> [RECORDS FOR THE EXERCISE]
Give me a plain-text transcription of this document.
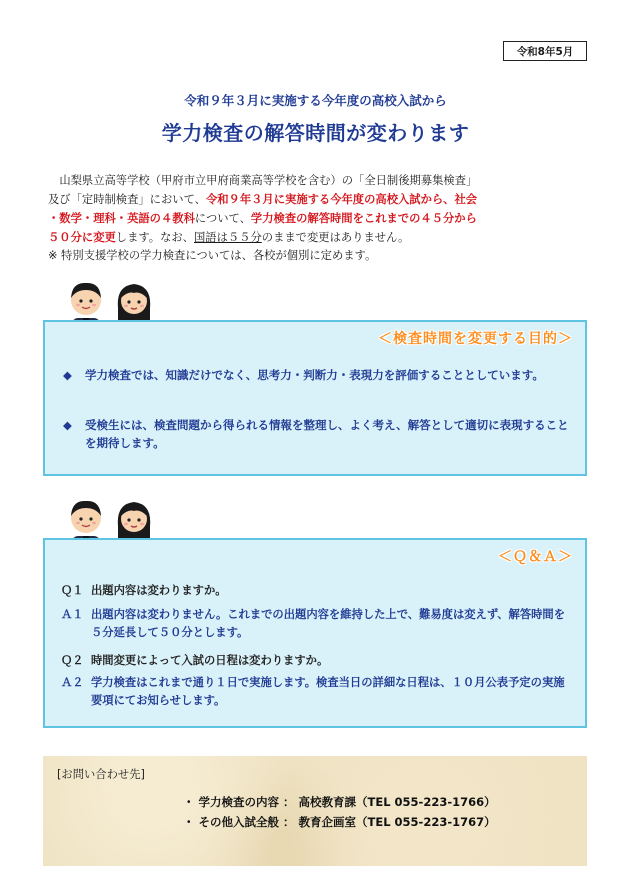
令和8年5月
令和９年３月に実施する今年度の高校入試から
学力検査の解答時間が変わります

　山梨県立高等学校（甲府市立甲府商業高等学校を含む）の「全日制後期募集検査」
及び「定時制検査」において、令和９年３月に実施する今年度の高校入試から、社会
・数学・理科・英語の４教科について、学力検査の解答時間をこれまでの４５分から
５０分に変更します。なお、国語は５５分のままで変更はありません。

※ 特別支援学校の学力検査については、各校が個別に定めます。
＜検査時間を変更する目的＞
◆	学力検査では、知識だけでなく、思考力・判断力・表現力を評価することとしています。
◆	受検生には、検査問題から得られる情報を整理し、よく考え、解答として適切に表現することを期待します。
＜Ｑ＆Ａ＞
Ｑ１ 出題内容は変わりますか。
Ａ１ 出題内容は変わりません。これまでの出題内容を維持した上で、難易度は変えず、解答時間を５分延長して５０分とします。
Ｑ２ 時間変更によって入試の日程は変わりますか。
Ａ２ 学力検査はこれまで通り１日で実施します。検査当日の詳細な日程は、１０月公表予定の実施要項にてお知らせします。
[お問い合わせ先]
・ 学力検査の内容 ： 高校教育課（TEL 055-223-1766）
・ その他入試全般 ： 教育企画室（TEL 055-223-1767）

> [PROBLEM DETAILS]
Write out every record above exactly as it stands, but leave out the pictures.

> [COMPLETE OUTPUT]
Give me a plain-text transcription of this document.
令和8年5月
令和９年３月に実施する今年度の高校入試から
学力検査の解答時間が変わります

　山梨県立高等学校（甲府市立甲府商業高等学校を含む）の「全日制後期募集検査」
及び「定時制検査」において、令和９年３月に実施する今年度の高校入試から、社会
・数学・理科・英語の４教科について、学力検査の解答時間をこれまでの４５分から
５０分に変更します。なお、国語は５５分のままで変更はありません。

※ 特別支援学校の学力検査については、各校が個別に定めます。
＜検査時間を変更する目的＞
◆	学力検査では、知識だけでなく、思考力・判断力・表現力を評価することとしています。
◆	受検生には、検査問題から得られる情報を整理し、よく考え、解答として適切に表現することを期待します。
＜Ｑ＆Ａ＞
Ｑ１ 出題内容は変わりますか。
Ａ１ 出題内容は変わりません。これまでの出題内容を維持した上で、難易度は変えず、解答時間を５分延長して５０分とします。
Ｑ２ 時間変更によって入試の日程は変わりますか。
Ａ２ 学力検査はこれまで通り１日で実施します。検査当日の詳細な日程は、１０月公表予定の実施要項にてお知らせします。
[お問い合わせ先]
・ 学力検査の内容 ： 高校教育課（TEL 055-223-1766）
・ その他入試全般 ： 教育企画室（TEL 055-223-1767）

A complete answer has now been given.